** Begin Data to use **
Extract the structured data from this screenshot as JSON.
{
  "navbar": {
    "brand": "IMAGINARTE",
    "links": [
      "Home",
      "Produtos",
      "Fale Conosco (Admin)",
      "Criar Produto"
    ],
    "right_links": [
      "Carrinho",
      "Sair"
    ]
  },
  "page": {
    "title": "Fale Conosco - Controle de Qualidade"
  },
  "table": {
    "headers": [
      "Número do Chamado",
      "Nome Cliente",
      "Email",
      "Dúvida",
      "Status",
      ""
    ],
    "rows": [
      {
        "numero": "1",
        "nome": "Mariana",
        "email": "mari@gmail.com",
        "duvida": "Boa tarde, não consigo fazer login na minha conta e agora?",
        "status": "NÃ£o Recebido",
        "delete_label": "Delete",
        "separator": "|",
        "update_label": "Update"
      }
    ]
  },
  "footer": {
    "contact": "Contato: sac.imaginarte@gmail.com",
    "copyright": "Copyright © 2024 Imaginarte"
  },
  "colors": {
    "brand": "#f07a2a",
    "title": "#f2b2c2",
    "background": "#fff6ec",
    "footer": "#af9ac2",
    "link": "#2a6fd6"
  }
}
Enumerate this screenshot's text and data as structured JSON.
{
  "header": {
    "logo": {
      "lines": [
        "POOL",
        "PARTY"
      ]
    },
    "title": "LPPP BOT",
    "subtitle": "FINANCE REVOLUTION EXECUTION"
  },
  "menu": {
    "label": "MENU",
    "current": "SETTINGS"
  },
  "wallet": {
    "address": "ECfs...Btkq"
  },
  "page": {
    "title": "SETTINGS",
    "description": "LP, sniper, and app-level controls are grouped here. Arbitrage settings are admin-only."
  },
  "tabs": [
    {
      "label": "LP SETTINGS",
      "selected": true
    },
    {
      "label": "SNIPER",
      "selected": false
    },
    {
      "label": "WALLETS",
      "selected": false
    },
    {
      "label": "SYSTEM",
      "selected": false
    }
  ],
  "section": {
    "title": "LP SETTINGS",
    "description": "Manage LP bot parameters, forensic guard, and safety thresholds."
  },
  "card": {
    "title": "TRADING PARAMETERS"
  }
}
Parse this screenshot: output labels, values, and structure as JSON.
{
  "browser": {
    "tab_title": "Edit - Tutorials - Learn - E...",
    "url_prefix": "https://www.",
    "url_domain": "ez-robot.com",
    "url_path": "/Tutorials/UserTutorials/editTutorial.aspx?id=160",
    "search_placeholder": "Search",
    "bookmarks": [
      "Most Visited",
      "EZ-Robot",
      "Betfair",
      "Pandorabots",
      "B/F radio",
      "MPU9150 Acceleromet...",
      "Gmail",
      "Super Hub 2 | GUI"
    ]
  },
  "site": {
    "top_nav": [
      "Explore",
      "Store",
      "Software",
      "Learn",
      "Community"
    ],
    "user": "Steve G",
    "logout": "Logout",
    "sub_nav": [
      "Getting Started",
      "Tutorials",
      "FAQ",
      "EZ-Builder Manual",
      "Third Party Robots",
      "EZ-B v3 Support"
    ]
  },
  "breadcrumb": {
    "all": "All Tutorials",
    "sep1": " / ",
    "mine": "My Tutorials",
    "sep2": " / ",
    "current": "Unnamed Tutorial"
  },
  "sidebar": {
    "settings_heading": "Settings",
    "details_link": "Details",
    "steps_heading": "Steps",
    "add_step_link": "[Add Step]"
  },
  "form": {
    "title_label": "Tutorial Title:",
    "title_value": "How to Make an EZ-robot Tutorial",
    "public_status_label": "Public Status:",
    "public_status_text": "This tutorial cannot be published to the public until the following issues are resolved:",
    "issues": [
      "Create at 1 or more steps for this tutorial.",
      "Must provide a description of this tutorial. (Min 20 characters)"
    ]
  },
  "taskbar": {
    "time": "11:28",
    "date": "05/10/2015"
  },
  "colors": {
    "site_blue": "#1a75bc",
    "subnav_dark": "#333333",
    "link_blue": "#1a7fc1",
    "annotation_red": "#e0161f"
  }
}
** End Data to use **
Instruction>
Using the material above, copy every line in which the string "JSON" occurs.

Result for this task>
Extract the structured data from this screenshot as JSON.
Enumerate this screenshot's text and data as structured JSON.
Parse this screenshot: output labels, values, and structure as JSON.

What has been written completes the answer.